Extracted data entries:
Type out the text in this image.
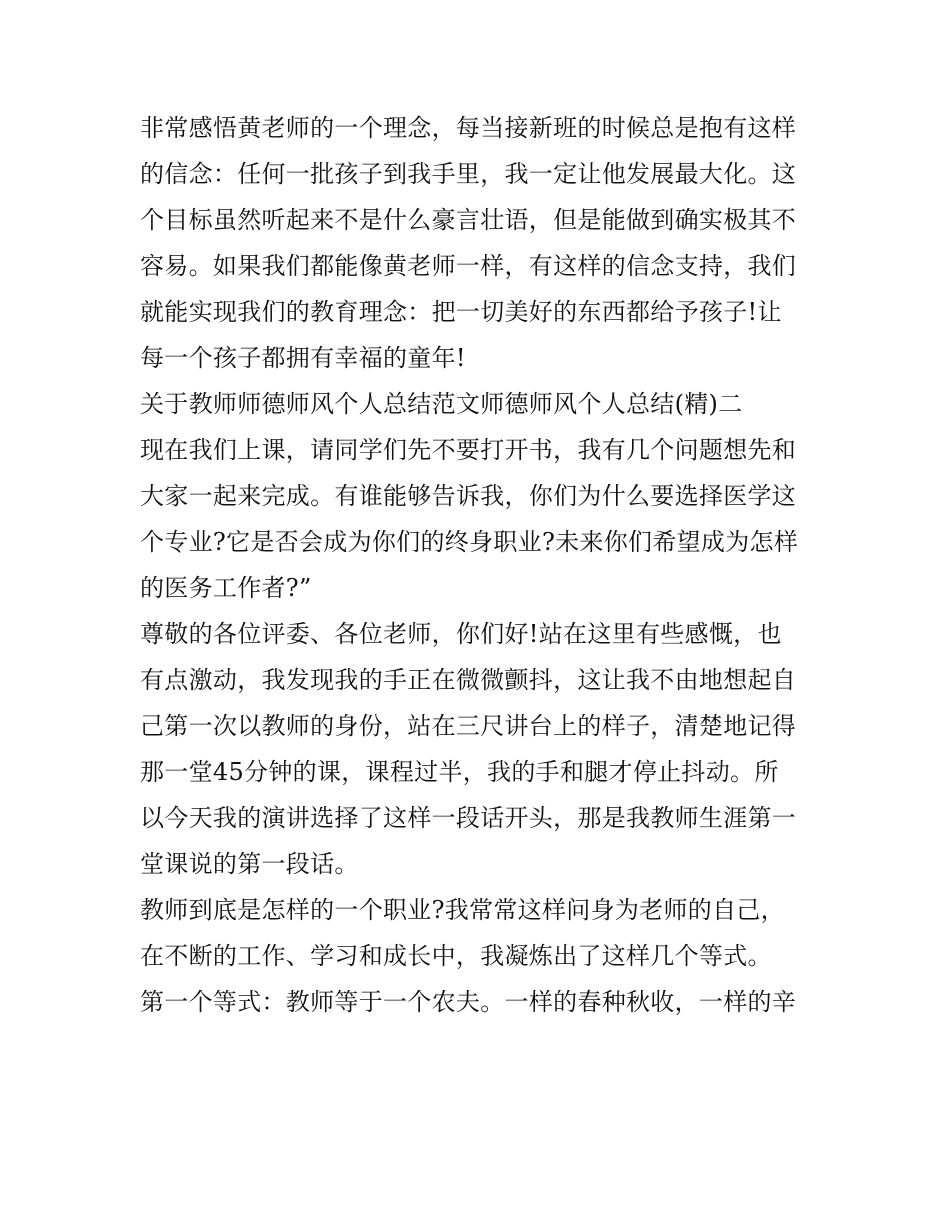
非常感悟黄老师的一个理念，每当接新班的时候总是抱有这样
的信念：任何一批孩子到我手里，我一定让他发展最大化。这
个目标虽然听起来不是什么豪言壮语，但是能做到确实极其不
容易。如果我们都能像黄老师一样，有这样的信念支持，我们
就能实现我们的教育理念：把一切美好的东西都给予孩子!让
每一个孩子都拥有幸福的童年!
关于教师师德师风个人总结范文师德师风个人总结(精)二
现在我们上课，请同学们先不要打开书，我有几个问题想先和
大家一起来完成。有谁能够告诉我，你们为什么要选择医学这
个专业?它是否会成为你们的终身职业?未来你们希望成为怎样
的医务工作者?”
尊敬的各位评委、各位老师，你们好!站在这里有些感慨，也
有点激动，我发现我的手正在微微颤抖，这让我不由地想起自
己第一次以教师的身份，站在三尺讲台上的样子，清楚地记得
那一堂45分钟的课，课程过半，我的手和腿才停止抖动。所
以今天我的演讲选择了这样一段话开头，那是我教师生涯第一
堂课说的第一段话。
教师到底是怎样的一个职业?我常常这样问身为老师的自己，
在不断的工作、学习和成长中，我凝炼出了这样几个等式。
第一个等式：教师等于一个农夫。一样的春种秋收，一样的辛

--

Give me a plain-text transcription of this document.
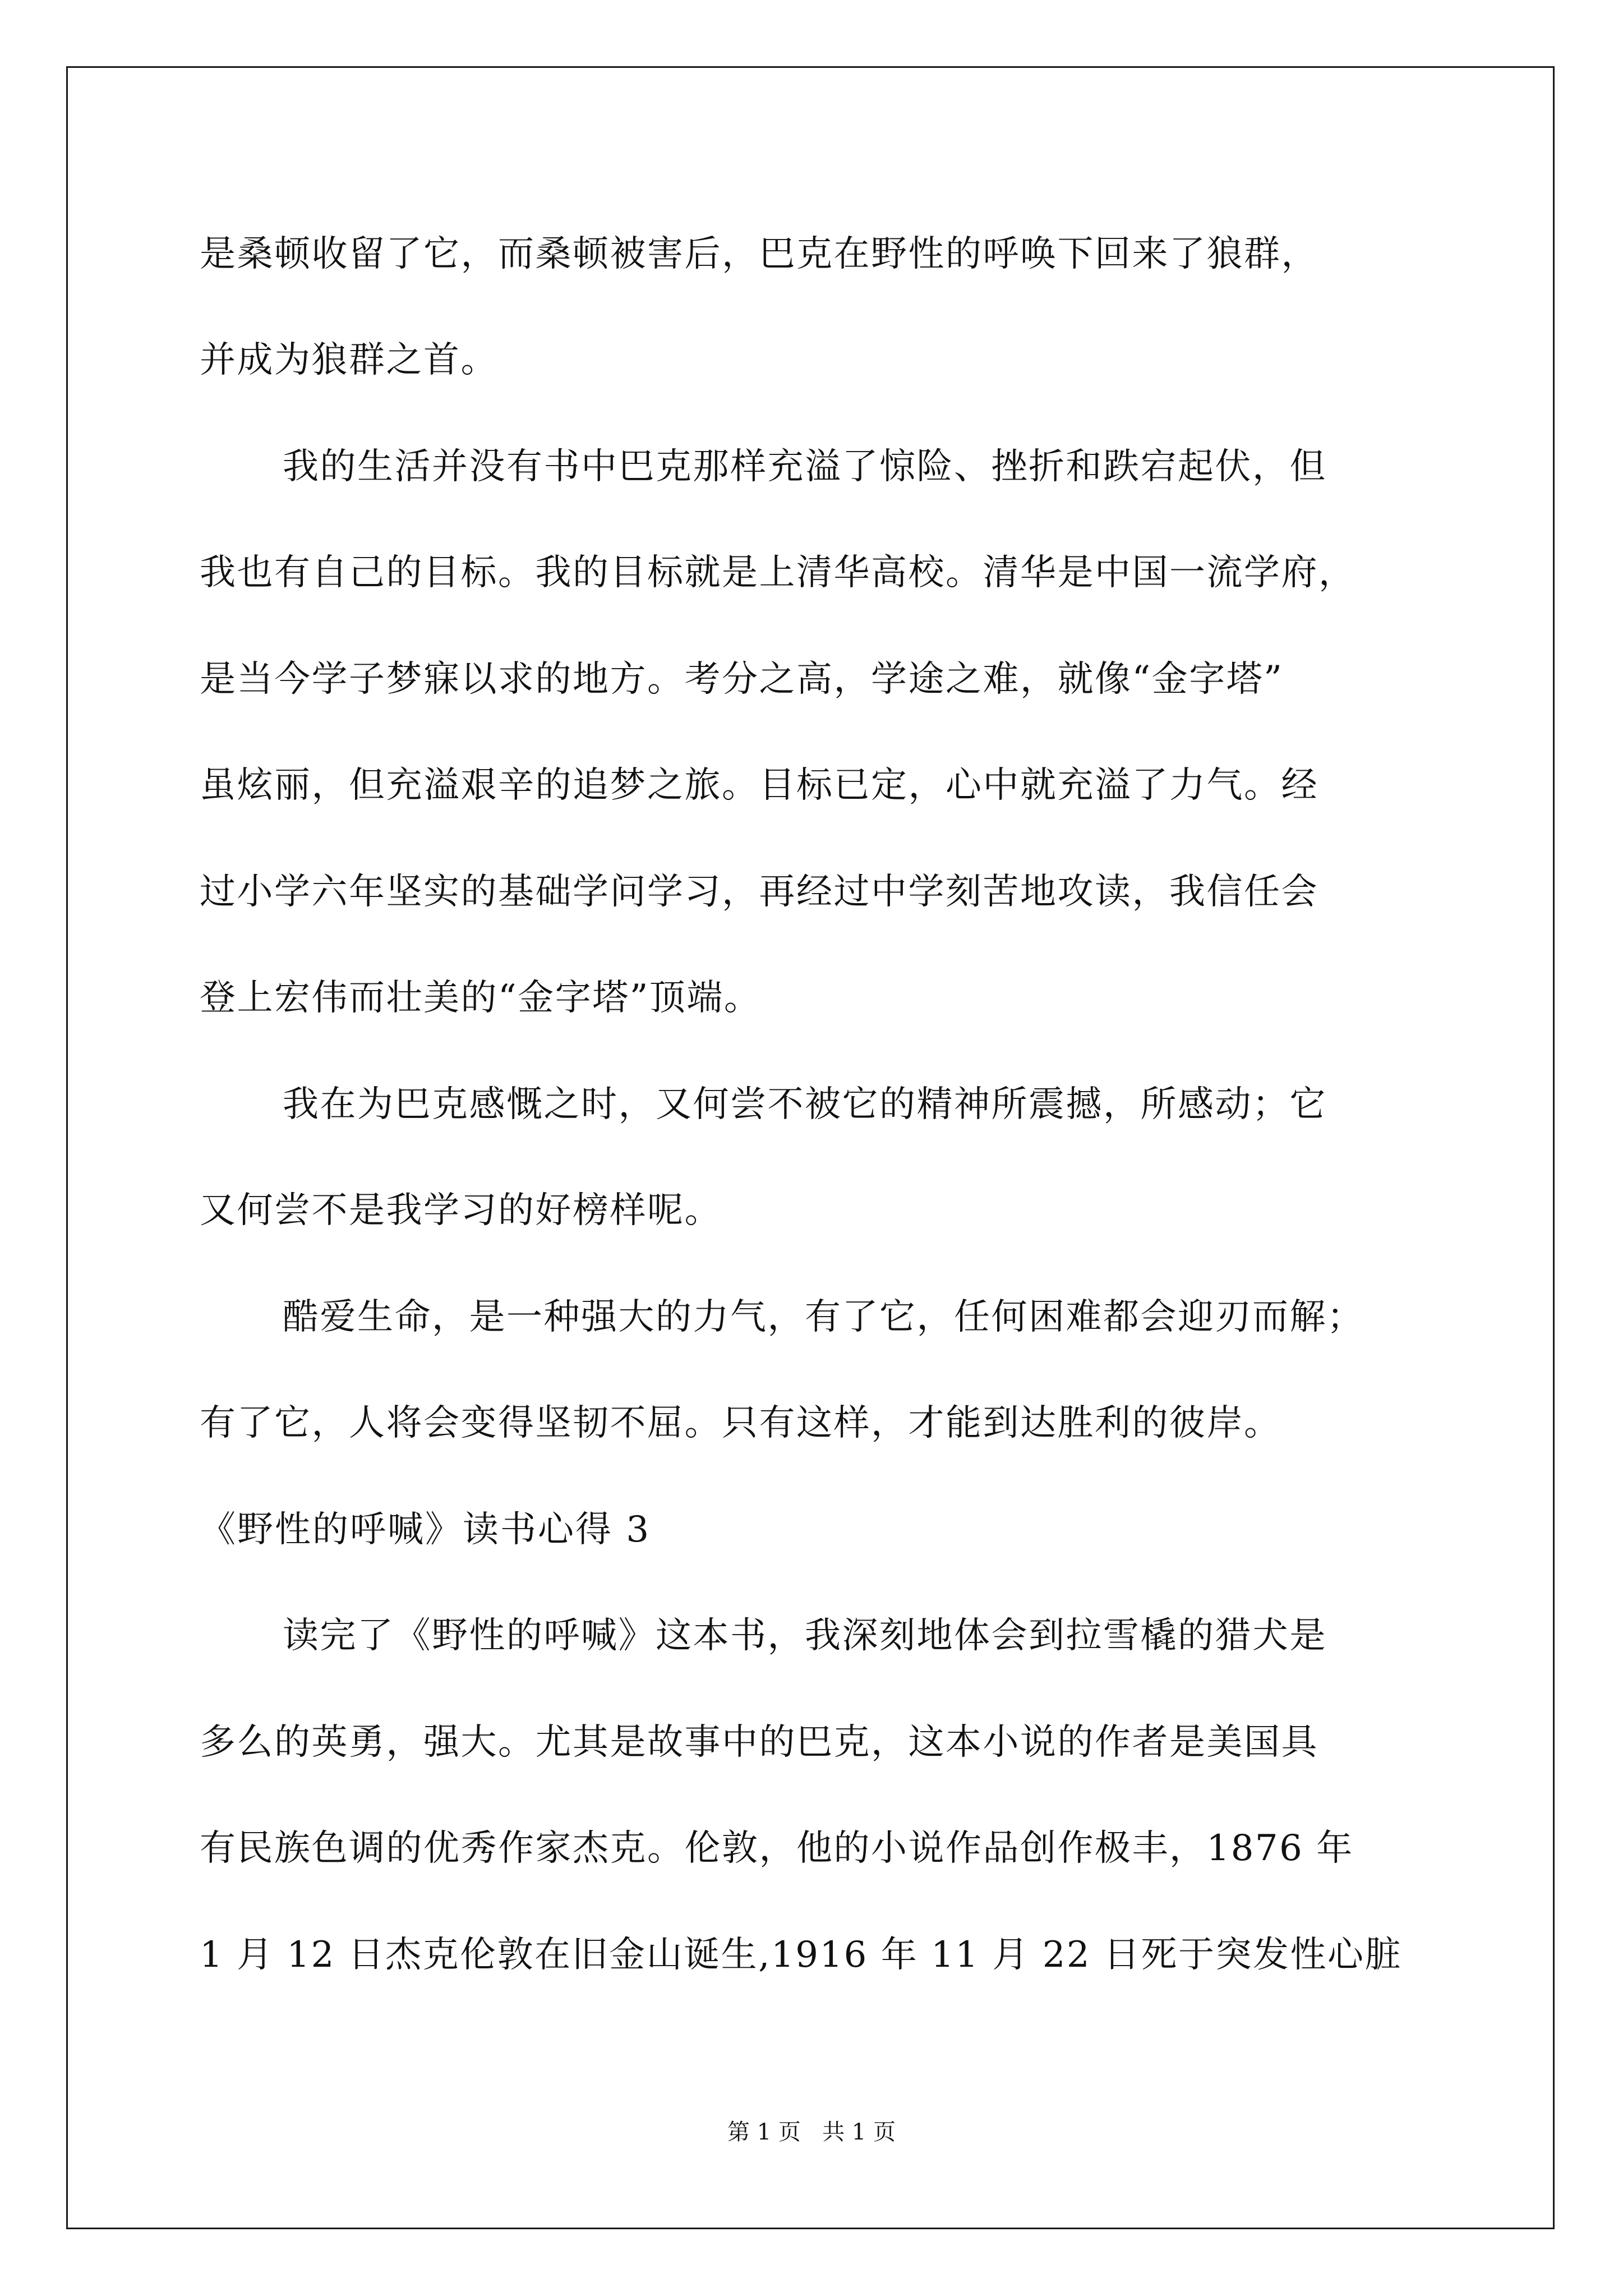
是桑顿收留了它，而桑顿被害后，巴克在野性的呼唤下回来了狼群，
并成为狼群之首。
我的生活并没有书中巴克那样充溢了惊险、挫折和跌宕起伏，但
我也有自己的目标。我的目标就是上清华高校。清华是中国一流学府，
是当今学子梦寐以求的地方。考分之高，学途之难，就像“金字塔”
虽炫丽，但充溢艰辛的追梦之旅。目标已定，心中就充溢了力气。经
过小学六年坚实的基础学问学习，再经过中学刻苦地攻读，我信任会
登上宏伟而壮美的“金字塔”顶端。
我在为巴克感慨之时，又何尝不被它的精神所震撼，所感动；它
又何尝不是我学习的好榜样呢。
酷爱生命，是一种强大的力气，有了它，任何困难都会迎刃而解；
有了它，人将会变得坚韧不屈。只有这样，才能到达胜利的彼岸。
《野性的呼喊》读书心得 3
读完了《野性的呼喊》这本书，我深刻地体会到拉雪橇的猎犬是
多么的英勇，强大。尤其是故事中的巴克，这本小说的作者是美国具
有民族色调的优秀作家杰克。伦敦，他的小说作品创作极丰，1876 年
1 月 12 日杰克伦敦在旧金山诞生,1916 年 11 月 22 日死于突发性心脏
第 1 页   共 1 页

# TASK INSTRUCTIONS
Find how many lines of the entries contain "this". Respond with the number only.

# EXERCISE RESPONSE
2